[TASK BRIEF]: Wherever the word "经学校考核" appears in a line, extract that line.

[GIVEN ENTRIES]:
## START
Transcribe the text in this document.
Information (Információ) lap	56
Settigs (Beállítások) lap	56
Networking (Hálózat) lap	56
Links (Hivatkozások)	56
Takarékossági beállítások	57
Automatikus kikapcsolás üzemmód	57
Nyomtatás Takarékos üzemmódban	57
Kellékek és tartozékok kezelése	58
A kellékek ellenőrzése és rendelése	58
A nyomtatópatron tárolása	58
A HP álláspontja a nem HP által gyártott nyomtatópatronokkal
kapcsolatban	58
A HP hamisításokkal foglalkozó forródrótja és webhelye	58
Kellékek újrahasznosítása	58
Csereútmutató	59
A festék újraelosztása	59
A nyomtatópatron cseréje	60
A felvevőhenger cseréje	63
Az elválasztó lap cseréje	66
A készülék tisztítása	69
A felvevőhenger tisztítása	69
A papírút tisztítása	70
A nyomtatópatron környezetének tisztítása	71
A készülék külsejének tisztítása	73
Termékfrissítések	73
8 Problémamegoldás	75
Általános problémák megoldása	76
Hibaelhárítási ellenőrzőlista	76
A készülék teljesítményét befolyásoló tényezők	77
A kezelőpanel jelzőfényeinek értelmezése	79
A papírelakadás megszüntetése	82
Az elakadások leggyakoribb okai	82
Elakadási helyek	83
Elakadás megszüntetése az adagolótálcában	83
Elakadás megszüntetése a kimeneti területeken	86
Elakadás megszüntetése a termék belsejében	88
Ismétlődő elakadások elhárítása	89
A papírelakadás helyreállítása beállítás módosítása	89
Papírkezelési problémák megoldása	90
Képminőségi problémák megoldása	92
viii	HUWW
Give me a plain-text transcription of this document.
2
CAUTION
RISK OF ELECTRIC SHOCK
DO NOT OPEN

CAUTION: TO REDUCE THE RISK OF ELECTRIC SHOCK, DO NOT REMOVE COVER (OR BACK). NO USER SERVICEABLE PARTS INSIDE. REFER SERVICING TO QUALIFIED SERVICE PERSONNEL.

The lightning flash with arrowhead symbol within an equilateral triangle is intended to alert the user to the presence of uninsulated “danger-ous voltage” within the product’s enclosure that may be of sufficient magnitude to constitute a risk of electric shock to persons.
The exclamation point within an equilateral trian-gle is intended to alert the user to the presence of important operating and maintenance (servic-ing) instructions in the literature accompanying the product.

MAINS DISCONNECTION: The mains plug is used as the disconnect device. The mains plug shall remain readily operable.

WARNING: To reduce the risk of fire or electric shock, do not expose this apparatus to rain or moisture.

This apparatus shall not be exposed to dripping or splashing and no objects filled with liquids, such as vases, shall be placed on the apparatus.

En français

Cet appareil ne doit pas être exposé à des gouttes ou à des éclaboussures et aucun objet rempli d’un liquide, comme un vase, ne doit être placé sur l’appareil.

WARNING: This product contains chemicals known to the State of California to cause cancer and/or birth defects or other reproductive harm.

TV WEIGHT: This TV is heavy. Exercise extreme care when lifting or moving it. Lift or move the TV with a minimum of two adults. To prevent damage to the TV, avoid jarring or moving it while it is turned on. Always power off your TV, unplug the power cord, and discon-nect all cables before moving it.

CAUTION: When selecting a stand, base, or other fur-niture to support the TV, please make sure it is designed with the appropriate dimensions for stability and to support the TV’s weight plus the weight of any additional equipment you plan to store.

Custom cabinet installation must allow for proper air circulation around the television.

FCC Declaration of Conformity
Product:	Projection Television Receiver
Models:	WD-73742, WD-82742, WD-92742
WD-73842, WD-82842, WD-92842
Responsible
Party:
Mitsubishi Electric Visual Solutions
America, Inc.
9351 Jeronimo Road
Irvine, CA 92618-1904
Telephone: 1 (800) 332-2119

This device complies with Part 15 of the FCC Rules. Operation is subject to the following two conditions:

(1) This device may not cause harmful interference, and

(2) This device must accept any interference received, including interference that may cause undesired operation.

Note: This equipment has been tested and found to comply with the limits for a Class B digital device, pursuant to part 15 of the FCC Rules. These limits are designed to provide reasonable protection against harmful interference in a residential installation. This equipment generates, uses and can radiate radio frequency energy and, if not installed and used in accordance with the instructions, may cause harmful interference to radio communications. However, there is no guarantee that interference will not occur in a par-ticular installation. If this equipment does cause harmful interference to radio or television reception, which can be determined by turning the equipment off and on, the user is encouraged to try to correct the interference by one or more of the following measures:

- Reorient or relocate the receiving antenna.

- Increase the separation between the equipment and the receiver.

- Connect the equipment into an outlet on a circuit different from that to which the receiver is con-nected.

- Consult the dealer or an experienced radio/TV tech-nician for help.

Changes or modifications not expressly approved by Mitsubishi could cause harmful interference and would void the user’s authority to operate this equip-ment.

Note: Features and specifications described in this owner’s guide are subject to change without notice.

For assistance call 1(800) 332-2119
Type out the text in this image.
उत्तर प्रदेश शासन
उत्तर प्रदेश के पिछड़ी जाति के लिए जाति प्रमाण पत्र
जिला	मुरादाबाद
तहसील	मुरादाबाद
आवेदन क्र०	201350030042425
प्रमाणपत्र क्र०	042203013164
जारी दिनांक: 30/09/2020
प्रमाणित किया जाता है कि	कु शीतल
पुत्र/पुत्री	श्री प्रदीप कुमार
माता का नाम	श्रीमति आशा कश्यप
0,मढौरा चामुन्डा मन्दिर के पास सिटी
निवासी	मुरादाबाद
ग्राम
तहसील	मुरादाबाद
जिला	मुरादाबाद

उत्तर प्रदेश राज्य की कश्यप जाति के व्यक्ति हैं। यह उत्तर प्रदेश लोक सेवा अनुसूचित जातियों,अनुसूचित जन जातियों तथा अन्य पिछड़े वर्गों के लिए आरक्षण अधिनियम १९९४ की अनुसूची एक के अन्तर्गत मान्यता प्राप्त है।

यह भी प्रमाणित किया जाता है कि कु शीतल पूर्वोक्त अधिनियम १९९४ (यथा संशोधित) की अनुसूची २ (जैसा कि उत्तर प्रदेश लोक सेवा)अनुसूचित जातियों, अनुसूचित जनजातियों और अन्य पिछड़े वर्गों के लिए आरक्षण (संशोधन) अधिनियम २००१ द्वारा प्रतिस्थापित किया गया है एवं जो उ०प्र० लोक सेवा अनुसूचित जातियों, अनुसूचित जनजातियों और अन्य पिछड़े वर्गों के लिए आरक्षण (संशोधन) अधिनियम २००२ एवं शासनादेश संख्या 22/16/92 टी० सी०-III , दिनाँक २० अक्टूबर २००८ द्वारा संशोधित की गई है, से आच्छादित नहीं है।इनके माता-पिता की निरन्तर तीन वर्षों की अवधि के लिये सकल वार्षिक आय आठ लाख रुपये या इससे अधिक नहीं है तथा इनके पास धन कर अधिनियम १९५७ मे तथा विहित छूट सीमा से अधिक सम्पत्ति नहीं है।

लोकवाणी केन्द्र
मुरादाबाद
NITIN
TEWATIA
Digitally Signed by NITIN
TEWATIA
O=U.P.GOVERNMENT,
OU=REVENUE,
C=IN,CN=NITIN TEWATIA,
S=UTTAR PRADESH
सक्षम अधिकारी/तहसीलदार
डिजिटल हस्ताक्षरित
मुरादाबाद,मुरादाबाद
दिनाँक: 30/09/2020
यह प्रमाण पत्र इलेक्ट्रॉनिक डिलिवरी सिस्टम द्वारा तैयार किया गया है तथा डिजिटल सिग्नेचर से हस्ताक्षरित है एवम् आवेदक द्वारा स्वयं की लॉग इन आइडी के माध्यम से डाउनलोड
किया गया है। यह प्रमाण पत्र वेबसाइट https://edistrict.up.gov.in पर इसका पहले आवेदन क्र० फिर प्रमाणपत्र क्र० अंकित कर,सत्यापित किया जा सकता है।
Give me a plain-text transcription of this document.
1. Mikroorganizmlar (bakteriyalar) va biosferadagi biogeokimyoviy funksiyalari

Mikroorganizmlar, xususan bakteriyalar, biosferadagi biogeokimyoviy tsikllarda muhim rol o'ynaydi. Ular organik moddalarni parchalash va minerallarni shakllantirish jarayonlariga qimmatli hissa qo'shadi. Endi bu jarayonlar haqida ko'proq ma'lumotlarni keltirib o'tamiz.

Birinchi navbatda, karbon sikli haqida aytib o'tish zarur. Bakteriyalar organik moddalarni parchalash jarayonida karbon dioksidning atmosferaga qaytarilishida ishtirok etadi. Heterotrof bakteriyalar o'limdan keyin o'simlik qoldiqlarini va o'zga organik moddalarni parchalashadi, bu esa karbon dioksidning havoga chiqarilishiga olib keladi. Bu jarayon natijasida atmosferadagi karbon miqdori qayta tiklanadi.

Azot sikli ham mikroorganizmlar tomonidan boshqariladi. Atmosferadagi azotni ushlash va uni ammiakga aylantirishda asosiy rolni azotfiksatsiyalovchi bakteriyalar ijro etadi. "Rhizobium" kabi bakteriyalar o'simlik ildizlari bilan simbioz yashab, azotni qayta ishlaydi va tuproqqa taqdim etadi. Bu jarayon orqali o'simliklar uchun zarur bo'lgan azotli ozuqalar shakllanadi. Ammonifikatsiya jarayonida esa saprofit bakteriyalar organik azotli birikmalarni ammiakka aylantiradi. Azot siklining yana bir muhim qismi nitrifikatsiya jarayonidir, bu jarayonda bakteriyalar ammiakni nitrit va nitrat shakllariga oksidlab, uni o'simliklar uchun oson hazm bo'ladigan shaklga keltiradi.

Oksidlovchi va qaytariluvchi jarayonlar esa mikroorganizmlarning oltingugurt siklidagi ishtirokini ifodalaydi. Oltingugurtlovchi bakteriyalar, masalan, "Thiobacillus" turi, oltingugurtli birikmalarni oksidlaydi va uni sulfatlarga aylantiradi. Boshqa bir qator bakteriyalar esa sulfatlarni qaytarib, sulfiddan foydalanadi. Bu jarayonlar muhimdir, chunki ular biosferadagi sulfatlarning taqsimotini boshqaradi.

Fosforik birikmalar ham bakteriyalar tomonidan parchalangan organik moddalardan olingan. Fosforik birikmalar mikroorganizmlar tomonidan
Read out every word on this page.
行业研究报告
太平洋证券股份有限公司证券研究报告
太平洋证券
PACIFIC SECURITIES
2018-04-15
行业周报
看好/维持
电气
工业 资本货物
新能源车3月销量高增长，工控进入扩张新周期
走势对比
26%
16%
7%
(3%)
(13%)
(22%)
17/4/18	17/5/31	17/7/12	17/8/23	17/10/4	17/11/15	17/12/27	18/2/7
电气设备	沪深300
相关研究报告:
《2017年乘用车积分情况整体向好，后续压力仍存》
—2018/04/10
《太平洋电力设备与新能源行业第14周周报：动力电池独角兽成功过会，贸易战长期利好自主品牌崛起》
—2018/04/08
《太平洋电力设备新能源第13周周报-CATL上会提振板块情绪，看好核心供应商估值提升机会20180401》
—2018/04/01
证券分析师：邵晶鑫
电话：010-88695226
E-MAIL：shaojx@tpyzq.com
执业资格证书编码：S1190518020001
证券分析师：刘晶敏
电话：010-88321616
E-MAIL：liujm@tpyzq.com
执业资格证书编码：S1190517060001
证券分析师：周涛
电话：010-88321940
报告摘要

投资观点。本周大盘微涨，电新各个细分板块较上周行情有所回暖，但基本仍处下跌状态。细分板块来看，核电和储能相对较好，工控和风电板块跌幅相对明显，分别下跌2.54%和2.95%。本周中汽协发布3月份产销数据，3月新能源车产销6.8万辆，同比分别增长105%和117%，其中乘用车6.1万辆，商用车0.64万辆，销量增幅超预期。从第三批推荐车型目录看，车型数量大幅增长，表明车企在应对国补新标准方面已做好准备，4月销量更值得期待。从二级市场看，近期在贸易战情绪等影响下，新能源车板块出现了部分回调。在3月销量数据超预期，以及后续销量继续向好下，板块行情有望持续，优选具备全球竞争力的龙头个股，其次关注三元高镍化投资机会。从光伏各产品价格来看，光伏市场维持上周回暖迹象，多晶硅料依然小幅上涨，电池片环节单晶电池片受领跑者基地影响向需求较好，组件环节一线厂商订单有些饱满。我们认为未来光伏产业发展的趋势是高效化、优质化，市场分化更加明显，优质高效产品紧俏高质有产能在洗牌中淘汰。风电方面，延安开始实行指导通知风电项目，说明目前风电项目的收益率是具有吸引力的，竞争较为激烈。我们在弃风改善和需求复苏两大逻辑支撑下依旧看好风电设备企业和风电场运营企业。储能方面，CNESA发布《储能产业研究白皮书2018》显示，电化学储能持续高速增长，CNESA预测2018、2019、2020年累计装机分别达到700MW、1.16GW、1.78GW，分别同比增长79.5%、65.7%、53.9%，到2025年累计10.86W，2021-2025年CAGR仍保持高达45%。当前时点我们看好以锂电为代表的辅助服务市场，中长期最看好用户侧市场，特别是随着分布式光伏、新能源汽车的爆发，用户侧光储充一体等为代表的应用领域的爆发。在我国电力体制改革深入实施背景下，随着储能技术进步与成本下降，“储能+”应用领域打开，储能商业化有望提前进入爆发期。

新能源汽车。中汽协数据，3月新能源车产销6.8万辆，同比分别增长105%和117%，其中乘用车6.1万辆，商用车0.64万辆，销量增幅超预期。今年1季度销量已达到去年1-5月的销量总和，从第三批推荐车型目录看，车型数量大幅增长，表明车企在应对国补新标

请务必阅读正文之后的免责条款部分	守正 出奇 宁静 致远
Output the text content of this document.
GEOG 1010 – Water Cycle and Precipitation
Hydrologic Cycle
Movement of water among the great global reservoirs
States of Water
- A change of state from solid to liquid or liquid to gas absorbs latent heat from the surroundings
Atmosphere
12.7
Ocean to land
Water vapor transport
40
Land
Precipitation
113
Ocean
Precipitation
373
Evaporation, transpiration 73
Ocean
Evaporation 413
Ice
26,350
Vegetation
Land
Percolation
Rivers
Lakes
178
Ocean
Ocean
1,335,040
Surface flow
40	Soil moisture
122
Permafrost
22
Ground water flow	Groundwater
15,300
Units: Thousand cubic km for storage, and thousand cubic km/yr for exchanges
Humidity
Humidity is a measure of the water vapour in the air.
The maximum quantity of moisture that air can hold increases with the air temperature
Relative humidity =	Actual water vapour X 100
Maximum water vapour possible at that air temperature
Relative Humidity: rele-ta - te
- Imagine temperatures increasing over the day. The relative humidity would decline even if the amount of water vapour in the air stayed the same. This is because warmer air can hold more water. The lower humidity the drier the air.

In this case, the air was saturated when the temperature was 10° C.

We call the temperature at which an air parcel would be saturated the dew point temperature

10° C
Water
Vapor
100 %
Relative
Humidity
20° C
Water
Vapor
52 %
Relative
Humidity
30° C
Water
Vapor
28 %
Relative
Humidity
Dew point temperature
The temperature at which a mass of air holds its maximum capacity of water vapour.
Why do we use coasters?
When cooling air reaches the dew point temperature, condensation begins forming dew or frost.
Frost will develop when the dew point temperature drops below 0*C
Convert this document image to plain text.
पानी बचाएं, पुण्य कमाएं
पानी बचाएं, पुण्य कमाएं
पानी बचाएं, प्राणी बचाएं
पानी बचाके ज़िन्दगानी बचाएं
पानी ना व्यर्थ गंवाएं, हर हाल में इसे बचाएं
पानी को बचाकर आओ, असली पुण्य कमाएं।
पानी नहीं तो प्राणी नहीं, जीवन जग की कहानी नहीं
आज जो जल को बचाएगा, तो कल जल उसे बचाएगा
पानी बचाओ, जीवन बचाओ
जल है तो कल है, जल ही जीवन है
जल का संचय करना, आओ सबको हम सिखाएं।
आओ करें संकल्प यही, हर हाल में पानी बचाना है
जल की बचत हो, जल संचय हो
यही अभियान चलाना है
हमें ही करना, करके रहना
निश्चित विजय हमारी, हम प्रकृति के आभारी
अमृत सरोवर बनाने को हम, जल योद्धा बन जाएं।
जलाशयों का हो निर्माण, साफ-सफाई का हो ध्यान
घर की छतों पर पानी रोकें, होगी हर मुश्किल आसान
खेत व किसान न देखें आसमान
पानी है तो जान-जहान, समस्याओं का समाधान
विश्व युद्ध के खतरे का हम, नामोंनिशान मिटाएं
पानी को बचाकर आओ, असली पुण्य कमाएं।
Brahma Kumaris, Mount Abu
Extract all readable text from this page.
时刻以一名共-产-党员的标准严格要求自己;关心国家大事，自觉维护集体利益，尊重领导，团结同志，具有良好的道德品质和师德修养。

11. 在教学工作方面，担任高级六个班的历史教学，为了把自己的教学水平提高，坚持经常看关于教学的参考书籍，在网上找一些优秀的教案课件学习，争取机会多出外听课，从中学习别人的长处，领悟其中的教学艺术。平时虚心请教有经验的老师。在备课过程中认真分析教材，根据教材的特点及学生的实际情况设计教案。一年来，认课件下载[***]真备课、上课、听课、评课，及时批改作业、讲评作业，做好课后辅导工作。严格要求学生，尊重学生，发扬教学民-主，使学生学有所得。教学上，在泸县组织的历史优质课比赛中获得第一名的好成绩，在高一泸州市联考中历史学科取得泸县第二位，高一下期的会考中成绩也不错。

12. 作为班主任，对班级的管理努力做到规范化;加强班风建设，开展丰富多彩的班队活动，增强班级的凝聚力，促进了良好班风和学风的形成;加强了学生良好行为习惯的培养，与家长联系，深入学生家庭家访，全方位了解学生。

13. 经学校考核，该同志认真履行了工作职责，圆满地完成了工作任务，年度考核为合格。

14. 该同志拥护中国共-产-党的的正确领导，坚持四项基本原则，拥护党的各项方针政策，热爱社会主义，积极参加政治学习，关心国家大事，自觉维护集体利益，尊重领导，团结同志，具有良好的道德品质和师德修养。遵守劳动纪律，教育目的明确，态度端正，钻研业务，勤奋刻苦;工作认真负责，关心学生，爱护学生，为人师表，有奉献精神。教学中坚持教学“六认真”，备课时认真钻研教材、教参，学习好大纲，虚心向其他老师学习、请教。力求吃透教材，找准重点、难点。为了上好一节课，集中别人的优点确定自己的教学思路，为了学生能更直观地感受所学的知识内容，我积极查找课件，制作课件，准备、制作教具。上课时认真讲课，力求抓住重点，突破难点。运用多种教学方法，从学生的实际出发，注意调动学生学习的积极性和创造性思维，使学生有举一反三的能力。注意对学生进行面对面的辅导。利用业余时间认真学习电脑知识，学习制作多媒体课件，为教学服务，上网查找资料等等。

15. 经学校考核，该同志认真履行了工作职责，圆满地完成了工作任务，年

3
## END
[SOLUTION FOR THIS TASK]:
13. 经学校考核，该同志认真履行了工作职责，圆满地完成了工作任务，年度考核为合格。
15. 经学校考核，该同志认真履行了工作职责，圆满地完成了工作任务，年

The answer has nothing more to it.